### Instructions for the task
In the records below, find the line containing "OCR this image." and repeat it and every line after it exactly, without pictures.

### Items from a data source
■ ■ ■ ■ ■

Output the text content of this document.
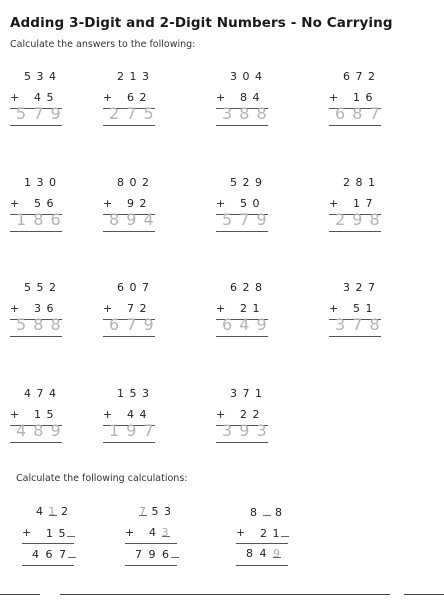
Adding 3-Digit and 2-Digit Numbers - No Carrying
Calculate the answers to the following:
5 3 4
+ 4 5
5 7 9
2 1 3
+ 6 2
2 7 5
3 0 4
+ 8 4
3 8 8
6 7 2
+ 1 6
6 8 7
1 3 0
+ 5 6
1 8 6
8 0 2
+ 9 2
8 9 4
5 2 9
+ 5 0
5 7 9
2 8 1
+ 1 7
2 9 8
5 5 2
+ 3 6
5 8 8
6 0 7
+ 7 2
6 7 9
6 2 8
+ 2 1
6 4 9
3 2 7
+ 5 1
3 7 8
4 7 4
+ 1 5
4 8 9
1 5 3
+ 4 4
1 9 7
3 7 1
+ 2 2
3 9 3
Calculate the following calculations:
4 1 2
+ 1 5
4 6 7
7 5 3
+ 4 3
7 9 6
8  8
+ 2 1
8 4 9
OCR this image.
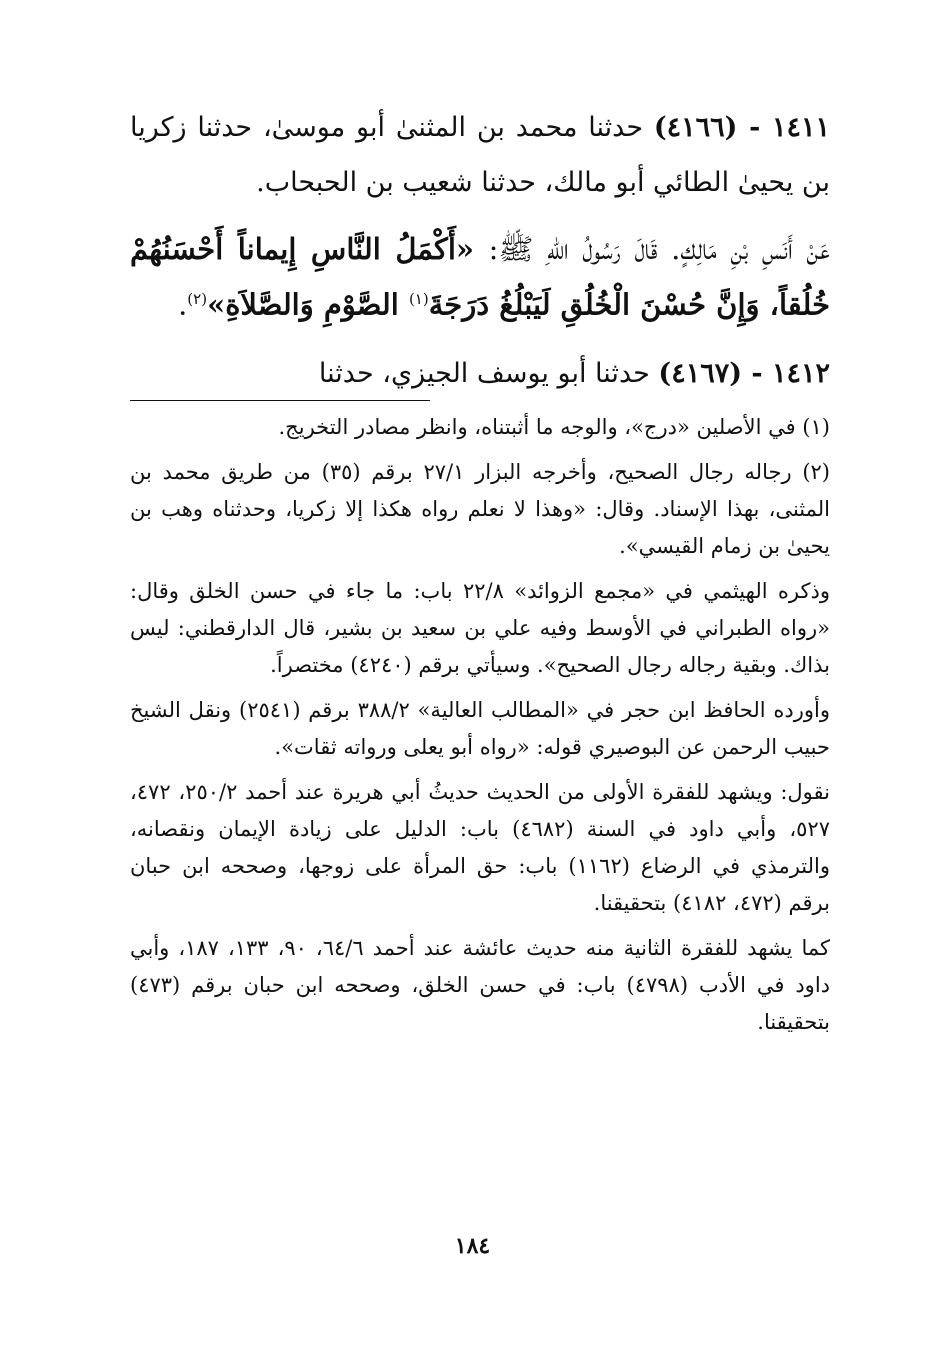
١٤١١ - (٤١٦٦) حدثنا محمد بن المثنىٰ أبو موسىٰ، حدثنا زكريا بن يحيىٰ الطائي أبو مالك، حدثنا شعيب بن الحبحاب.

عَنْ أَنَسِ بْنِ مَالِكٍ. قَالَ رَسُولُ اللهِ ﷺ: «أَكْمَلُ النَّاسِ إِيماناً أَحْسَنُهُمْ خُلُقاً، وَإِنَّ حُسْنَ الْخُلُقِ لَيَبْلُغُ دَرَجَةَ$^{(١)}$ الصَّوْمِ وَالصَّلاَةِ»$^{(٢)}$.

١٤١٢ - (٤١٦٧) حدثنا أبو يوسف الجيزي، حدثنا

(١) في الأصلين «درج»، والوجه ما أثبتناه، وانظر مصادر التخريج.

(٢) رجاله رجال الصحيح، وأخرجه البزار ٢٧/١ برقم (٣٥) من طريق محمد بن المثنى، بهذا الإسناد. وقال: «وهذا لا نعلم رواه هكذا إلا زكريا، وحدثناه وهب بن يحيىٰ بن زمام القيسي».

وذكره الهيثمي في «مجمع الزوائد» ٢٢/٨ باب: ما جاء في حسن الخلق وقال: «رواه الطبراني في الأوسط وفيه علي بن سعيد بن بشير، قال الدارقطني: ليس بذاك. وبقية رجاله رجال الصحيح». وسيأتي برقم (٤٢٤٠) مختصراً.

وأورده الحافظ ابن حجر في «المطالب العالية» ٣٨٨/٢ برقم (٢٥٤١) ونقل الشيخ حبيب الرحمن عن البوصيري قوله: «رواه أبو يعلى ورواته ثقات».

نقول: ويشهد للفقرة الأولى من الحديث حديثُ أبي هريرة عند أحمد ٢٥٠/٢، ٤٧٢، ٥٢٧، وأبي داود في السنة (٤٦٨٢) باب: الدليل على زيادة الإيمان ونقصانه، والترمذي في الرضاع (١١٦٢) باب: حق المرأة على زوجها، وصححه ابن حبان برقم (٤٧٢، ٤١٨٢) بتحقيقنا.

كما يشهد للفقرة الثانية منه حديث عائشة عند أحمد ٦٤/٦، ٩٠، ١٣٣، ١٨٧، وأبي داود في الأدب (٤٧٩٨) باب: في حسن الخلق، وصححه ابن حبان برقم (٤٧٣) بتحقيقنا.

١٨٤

■ ■ ■ ■ ■

### Task solution
OCR this image.
١٤١١ - (٤١٦٦) حدثنا محمد بن المثنىٰ أبو موسىٰ، حدثنا زكريا بن يحيىٰ الطائي أبو مالك، حدثنا شعيب بن الحبحاب.

عَنْ أَنَسِ بْنِ مَالِكٍ. قَالَ رَسُولُ اللهِ ﷺ: «أَكْمَلُ النَّاسِ إِيماناً أَحْسَنُهُمْ خُلُقاً، وَإِنَّ حُسْنَ الْخُلُقِ لَيَبْلُغُ دَرَجَةَ$^{(١)}$ الصَّوْمِ وَالصَّلاَةِ»$^{(٢)}$.

١٤١٢ - (٤١٦٧) حدثنا أبو يوسف الجيزي، حدثنا

(١) في الأصلين «درج»، والوجه ما أثبتناه، وانظر مصادر التخريج.

(٢) رجاله رجال الصحيح، وأخرجه البزار ٢٧/١ برقم (٣٥) من طريق محمد بن المثنى، بهذا الإسناد. وقال: «وهذا لا نعلم رواه هكذا إلا زكريا، وحدثناه وهب بن يحيىٰ بن زمام القيسي».

وذكره الهيثمي في «مجمع الزوائد» ٢٢/٨ باب: ما جاء في حسن الخلق وقال: «رواه الطبراني في الأوسط وفيه علي بن سعيد بن بشير، قال الدارقطني: ليس بذاك. وبقية رجاله رجال الصحيح». وسيأتي برقم (٤٢٤٠) مختصراً.

وأورده الحافظ ابن حجر في «المطالب العالية» ٣٨٨/٢ برقم (٢٥٤١) ونقل الشيخ حبيب الرحمن عن البوصيري قوله: «رواه أبو يعلى ورواته ثقات».

نقول: ويشهد للفقرة الأولى من الحديث حديثُ أبي هريرة عند أحمد ٢٥٠/٢، ٤٧٢، ٥٢٧، وأبي داود في السنة (٤٦٨٢) باب: الدليل على زيادة الإيمان ونقصانه، والترمذي في الرضاع (١١٦٢) باب: حق المرأة على زوجها، وصححه ابن حبان برقم (٤٧٢، ٤١٨٢) بتحقيقنا.

كما يشهد للفقرة الثانية منه حديث عائشة عند أحمد ٦٤/٦، ٩٠، ١٣٣، ١٨٧، وأبي داود في الأدب (٤٧٩٨) باب: في حسن الخلق، وصححه ابن حبان برقم (٤٧٣) بتحقيقنا.

١٨٤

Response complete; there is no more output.